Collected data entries
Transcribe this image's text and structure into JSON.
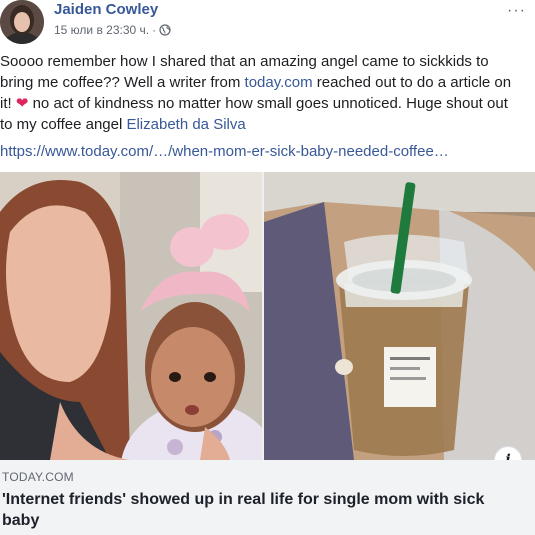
{
  "post": {
    "author": "Jaiden Cowley",
    "timestamp": "15 юли в 23:30 ч.",
    "separator": "·",
    "audience_icon": "globe-icon",
    "more_label": "···",
    "text": {
      "part1": "Soooo remember how I shared that an amazing angel came to sickkids to bring me coffee?? Well a writer from ",
      "link": "today.com",
      "part2": " reached out to do a article on it! ",
      "heart": "❤",
      "part3": " no act of kindness no matter how small goes unnoticed. Huge shout out to my coffee angel ",
      "mention": "Elizabeth da Silva"
    },
    "url": "https://www.today.com/…/when-mom-er-sick-baby-needed-coffee…"
  },
  "link_preview": {
    "source": "TODAY.COM",
    "title": "'Internet friends' showed up in real life for single mom with sick baby",
    "info_label": "i"
  },
  "colors": {
    "link": "#385898",
    "heart": "#e0245e",
    "card_bg": "#f2f3f5"
  }
}
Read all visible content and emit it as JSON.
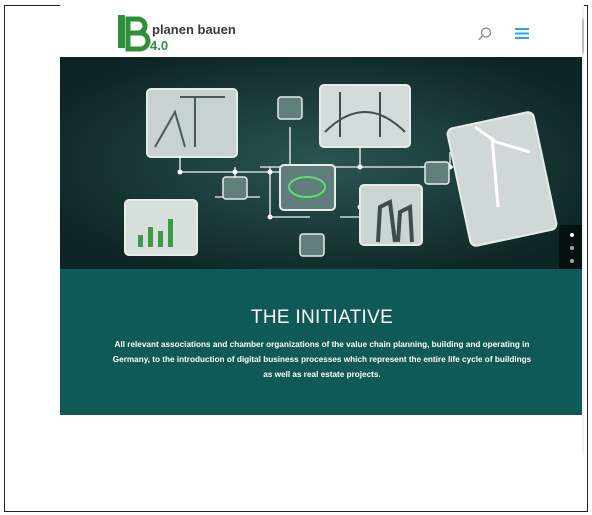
{
  "header": {
    "logo_text": "planen bauen",
    "logo_version": "4.0",
    "search_icon": "search-icon",
    "menu_icon": "hamburger-menu-icon",
    "brand_green": "#2f8f3a",
    "menu_blue": "#2ea3f2"
  },
  "hero": {
    "background": "#11302f",
    "dot_count": 8,
    "active_dot": 0
  },
  "initiative": {
    "title": "THE INITIATIVE",
    "text": "All relevant associations and chamber organizations of the value chain planning, building and operating in Germany, to the introduction of digital business processes which represent the entire life cycle of buildings as well as real estate projects.",
    "background": "#0f5a57"
  }
}
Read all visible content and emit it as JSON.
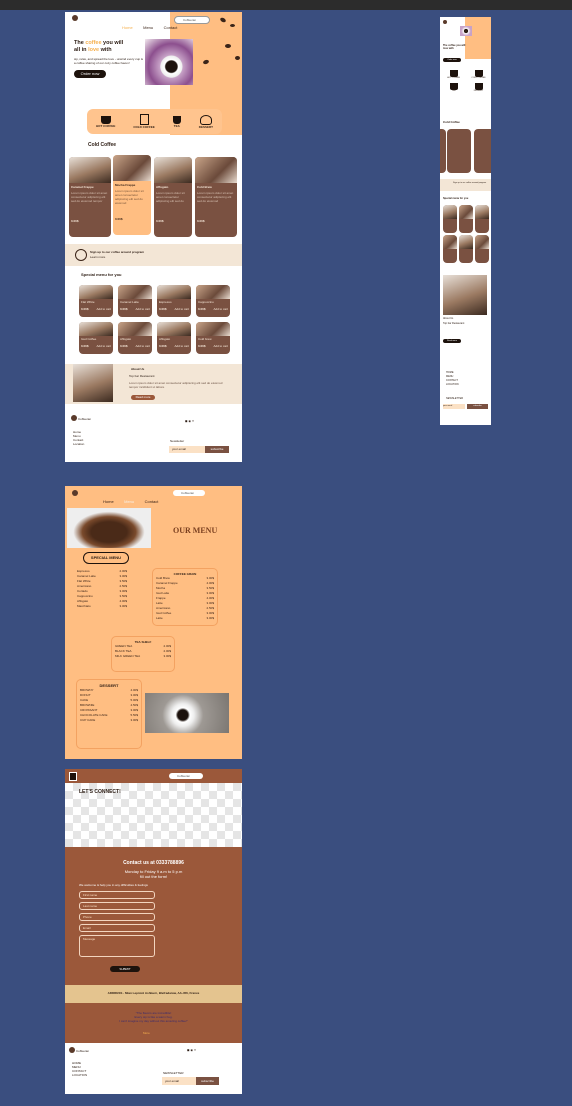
{
  "colors": {
    "canvas": "#3a4e7f",
    "peach": "#ffbe82",
    "brown": "#9b583a",
    "dark": "#1d120c",
    "cream": "#f3e6d6"
  },
  "home": {
    "nav": {
      "links": [
        "Home",
        "Menu",
        "Contact"
      ],
      "search_placeholder": "Coffeeran"
    },
    "hero": {
      "title_pre": "The ",
      "title_coffee": "coffee",
      "title_mid": " you will",
      "title_line2_pre": "all in ",
      "title_love": "love",
      "title_post": " with",
      "subtitle": "sip, relax, and spread the love - unwind every cup is a coffee sharing of our cozy coffee haven!",
      "cta": "Order now"
    },
    "categories": [
      {
        "icon": "hot-coffee-icon",
        "label": "HOT COFFEE"
      },
      {
        "icon": "cold-coffee-icon",
        "label": "COLD COFFEE"
      },
      {
        "icon": "tea-icon",
        "label": "TEA"
      },
      {
        "icon": "dessert-icon",
        "label": "DESSERT"
      }
    ],
    "cold_title": "Cold Coffee",
    "cold_cards": [
      {
        "name": "Caramel Frappe",
        "price": "0.00$",
        "btn": "Add to cart"
      },
      {
        "name": "Mocha Frappe",
        "price": "0.00$",
        "btn": "Add to cart"
      },
      {
        "name": "Affogato",
        "price": "0.00$",
        "btn": "Add to cart"
      },
      {
        "name": "Cold Brew",
        "price": "0.00$",
        "btn": "Add to cart"
      }
    ],
    "signup": {
      "text": "Sign up to our coffee around program",
      "link": "Learn more"
    },
    "special_title": "Special menu for you",
    "special_items": [
      "Flat White",
      "Caramel Latte",
      "Espresso",
      "Cappuccino",
      "Iced Coffee",
      "Affogato",
      "Affogato",
      "Cold brew"
    ],
    "special_price": "0.00$",
    "special_btn": "Add to cart",
    "about": {
      "title": "About Us",
      "subtitle": "Top bar Restaurant",
      "button": "Read more"
    },
    "footer": {
      "brand": "Coffeeran",
      "links": [
        "Home",
        "Menu",
        "Contact",
        "Location"
      ],
      "newsletter": "Newsletter",
      "email_placeholder": "your email",
      "subscribe": "subscribe"
    }
  },
  "mobile": {
    "nav_label": "Coffeeran",
    "hero_title": "The coffee you will love with",
    "cta": "Order now",
    "categories": [
      "HOT COFFEE",
      "COLD COFFEE",
      "TEA",
      "DESSERT"
    ],
    "cold_title": "Cold Coffee",
    "signup": "Sign up to our coffee around program",
    "special_title": "Special menu for you",
    "about_title": "About Us",
    "about_subtitle": "Top bar Restaurant",
    "read_more": "Read more",
    "links": [
      "HOME",
      "MENU",
      "CONTACT",
      "LOCATION"
    ],
    "newsletter": "NEWSLETTER",
    "email": "your email",
    "subscribe": "subscribe"
  },
  "menu": {
    "nav": {
      "links": [
        "Home",
        "Menu",
        "Contact"
      ],
      "search_placeholder": "Coffeeran"
    },
    "title": "OUR MENU",
    "badge": "SPECIAL MENU",
    "special": [
      [
        "Espresso",
        "2.00$"
      ],
      [
        "Caramel Latte",
        "3.00$"
      ],
      [
        "Flat White",
        "3.50$"
      ],
      [
        "Americano",
        "2.50$"
      ],
      [
        "Cortado",
        "3.00$"
      ],
      [
        "Cappuccino",
        "3.50$"
      ],
      [
        "Affogato",
        "4.00$"
      ],
      [
        "Macchiato",
        "3.00$"
      ]
    ],
    "coffee_title": "COFFEE GRAIN",
    "coffee": [
      [
        "Cold Brew",
        "3.00$"
      ],
      [
        "Caramel Frappe",
        "4.00$"
      ],
      [
        "Mocha",
        "3.50$"
      ],
      [
        "Iced Latte",
        "3.00$"
      ],
      [
        "Frappe",
        "4.00$"
      ],
      [
        "Latte",
        "3.00$"
      ],
      [
        "Americano",
        "2.50$"
      ],
      [
        "Iced Coffee",
        "3.00$"
      ],
      [
        "Latte",
        "3.00$"
      ]
    ],
    "tea_title": "TEA SHELF",
    "tea": [
      [
        "GREEN TEA",
        "2.00$"
      ],
      [
        "BLACK TEA",
        "2.00$"
      ],
      [
        "MILK GREEN TEA",
        "3.00$"
      ]
    ],
    "dessert_title": "DESSERT",
    "dessert": [
      [
        "BROWNY",
        "4.00$"
      ],
      [
        "DONUT",
        "3.00$"
      ],
      [
        "CAKE",
        "5.00$"
      ],
      [
        "BROWNIE",
        "4.50$"
      ],
      [
        "CROISSANT",
        "3.00$"
      ],
      [
        "CHOCOLATE CAKE",
        "5.50$"
      ],
      [
        "CUP CAKE",
        "3.00$"
      ]
    ]
  },
  "contact": {
    "nav": {
      "links": [
        "Home",
        "Menu",
        "Contacts"
      ],
      "search_placeholder": "Coffeeran"
    },
    "lets_connect": "LET'S CONNECT!",
    "contact_line": "Contact us at 0333788896",
    "hours_line1": "Monday to Friday 9 a.m to 5 p.m",
    "hours_line2": "fill out the form!",
    "note": "We welcome & help you in any difficulties & feelings",
    "fields": [
      "First name",
      "Last name",
      "Phone",
      "Email",
      "Message"
    ],
    "submit": "SUBMIT",
    "address": "ADDRESS · Mian Lepistol Ashburn, Blefradaraw, AA-456, France",
    "quote1": "\"The flavors are incredible!",
    "quote2": "Every sip is like a warm hug.",
    "quote3": "I can't imagine my day without this amazing coffee!\"",
    "quote_more": "More",
    "footer": {
      "brand": "Coffeeran",
      "links": [
        "HOME",
        "MENU",
        "CONTACT",
        "LOCATION"
      ],
      "newsletter": "NEWSLETTER",
      "email": "your email",
      "subscribe": "subscribe"
    }
  }
}
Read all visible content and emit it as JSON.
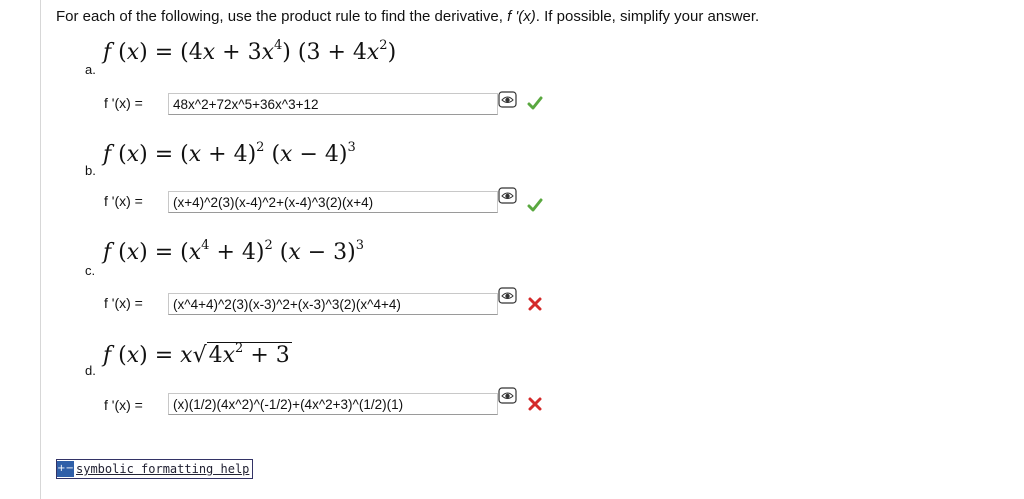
{
  "instruction": {
    "text_before": "For each of the following, use the product rule to find the derivative, ",
    "fprime": "f '(x)",
    "text_after": ". If possible, simplify your answer."
  },
  "problems": [
    {
      "letter": "a.",
      "label": "f '(x) =",
      "answer": "48x^2+72x^5+36x^3+12",
      "status": "correct"
    },
    {
      "letter": "b.",
      "label": "f '(x) =",
      "answer": "(x+4)^2(3)(x-4)^2+(x-4)^3(2)(x+4)",
      "status": "correct"
    },
    {
      "letter": "c.",
      "label": "f '(x) =",
      "answer": "(x^4+4)^2(3)(x-3)^2+(x-3)^3(2)(x^4+4)",
      "status": "incorrect"
    },
    {
      "letter": "d.",
      "label": "f '(x) =",
      "answer": "(x)(1/2)(4x^2)^(-1/2)+(4x^2+3)^(1/2)(1)",
      "status": "incorrect"
    }
  ],
  "help_link": {
    "label": "symbolic formatting help"
  },
  "colors": {
    "correct": "#5aa840",
    "incorrect": "#d42a2a",
    "help_icon": "#2f5fa8"
  },
  "icons": {
    "preview": "eye-preview-icon",
    "correct": "checkmark-icon",
    "incorrect": "x-mark-icon"
  }
}
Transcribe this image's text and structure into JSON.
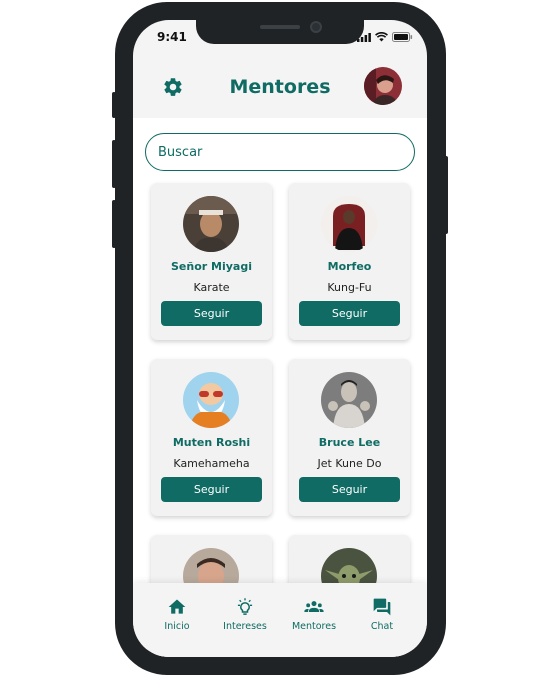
{
  "status": {
    "time": "9:41"
  },
  "header": {
    "title": "Mentores"
  },
  "search": {
    "placeholder": "Buscar"
  },
  "mentors": [
    {
      "name": "Señor Miyagi",
      "skill": "Karate",
      "button": "Seguir"
    },
    {
      "name": "Morfeo",
      "skill": "Kung-Fu",
      "button": "Seguir"
    },
    {
      "name": "Muten Roshi",
      "skill": "Kamehameha",
      "button": "Seguir"
    },
    {
      "name": "Bruce Lee",
      "skill": "Jet Kune Do",
      "button": "Seguir"
    }
  ],
  "nav": [
    {
      "label": "Inicio",
      "icon": "home-icon"
    },
    {
      "label": "Intereses",
      "icon": "lightbulb-icon"
    },
    {
      "label": "Mentores",
      "icon": "group-icon"
    },
    {
      "label": "Chat",
      "icon": "chat-icon"
    }
  ],
  "colors": {
    "primary": "#0f6b63",
    "background": "#f4f4f4"
  }
}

Task objective ▸ Copy each line of the listing that holds the word "skill".

Problem solution ▸
      "skill": "Karate",
      "skill": "Kung-Fu",
      "skill": "Kamehameha",
      "skill": "Jet Kune Do",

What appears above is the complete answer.